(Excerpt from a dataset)
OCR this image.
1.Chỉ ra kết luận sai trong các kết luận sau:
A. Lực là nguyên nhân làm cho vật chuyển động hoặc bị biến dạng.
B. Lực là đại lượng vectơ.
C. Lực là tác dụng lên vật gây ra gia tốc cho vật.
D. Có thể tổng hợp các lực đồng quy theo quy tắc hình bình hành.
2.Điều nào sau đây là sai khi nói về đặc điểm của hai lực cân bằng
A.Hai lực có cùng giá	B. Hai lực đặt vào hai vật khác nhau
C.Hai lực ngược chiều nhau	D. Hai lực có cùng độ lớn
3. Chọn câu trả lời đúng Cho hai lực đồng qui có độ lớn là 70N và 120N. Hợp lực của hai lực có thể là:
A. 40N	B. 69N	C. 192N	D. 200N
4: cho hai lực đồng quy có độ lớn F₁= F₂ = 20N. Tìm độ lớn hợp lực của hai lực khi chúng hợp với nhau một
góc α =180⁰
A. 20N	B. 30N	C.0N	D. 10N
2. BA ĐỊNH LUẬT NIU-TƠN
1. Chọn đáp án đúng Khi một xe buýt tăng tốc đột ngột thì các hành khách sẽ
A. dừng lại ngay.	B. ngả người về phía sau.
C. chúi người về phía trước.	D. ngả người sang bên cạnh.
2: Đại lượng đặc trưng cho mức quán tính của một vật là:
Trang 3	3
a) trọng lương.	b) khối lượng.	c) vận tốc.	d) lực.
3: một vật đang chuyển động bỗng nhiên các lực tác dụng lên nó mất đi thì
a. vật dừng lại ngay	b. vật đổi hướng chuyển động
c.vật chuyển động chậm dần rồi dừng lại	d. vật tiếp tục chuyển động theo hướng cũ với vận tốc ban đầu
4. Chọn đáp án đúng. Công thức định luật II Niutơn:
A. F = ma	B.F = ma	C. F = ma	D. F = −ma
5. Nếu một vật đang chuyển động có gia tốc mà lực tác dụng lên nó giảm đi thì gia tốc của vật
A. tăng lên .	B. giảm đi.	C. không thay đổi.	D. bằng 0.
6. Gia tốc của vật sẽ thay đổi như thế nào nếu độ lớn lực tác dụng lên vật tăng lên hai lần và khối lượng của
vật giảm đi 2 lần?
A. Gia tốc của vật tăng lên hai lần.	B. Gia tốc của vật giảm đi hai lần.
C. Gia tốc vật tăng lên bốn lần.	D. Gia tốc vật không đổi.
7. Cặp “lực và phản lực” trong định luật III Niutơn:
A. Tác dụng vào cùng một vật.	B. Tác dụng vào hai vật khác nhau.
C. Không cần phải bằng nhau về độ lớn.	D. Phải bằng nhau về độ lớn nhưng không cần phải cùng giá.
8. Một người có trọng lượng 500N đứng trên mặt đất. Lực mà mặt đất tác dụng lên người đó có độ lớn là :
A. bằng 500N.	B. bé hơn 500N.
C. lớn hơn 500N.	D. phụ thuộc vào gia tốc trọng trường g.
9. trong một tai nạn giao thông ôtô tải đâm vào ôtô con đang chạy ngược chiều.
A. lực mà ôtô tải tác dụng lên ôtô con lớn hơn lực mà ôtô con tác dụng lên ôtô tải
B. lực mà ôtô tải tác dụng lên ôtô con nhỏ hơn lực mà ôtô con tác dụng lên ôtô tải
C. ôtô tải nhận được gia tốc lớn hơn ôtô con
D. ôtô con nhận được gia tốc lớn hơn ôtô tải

What you are asked to do
Extract all lines containing the word "cùng".

Written reply
A.Hai lực có cùng giá	B. Hai lực đặt vào hai vật khác nhau
C.Hai lực ngược chiều nhau	D. Hai lực có cùng độ lớn
A. Tác dụng vào cùng một vật.	B. Tác dụng vào hai vật khác nhau.
C. Không cần phải bằng nhau về độ lớn.	D. Phải bằng nhau về độ lớn nhưng không cần phải cùng giá.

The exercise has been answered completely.